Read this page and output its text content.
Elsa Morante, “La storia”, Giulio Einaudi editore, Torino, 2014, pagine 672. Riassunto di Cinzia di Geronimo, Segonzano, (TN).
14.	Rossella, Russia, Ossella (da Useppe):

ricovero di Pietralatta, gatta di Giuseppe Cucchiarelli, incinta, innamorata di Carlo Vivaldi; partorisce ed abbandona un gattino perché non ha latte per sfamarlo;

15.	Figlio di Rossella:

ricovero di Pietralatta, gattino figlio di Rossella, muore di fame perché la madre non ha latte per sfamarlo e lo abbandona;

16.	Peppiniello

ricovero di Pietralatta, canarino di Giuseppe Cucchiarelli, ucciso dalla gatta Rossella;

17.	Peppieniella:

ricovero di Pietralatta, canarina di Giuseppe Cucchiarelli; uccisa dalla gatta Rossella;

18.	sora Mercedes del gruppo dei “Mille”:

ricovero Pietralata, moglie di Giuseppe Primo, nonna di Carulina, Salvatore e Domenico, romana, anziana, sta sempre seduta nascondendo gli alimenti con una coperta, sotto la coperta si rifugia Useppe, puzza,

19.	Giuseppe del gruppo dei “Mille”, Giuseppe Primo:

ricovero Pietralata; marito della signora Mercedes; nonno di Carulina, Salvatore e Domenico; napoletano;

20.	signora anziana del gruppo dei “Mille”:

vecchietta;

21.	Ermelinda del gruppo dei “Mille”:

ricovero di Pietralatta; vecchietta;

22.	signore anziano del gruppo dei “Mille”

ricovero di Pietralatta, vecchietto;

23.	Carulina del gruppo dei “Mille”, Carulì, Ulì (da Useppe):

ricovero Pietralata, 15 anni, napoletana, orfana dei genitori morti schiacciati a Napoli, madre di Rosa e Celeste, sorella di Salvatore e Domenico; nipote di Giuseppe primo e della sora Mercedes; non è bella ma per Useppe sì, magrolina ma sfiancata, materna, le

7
######
* **Exercise directions**: Search the lines for the word "gruppo" and report how many contain it, by number only.

* **Exercise response**: 6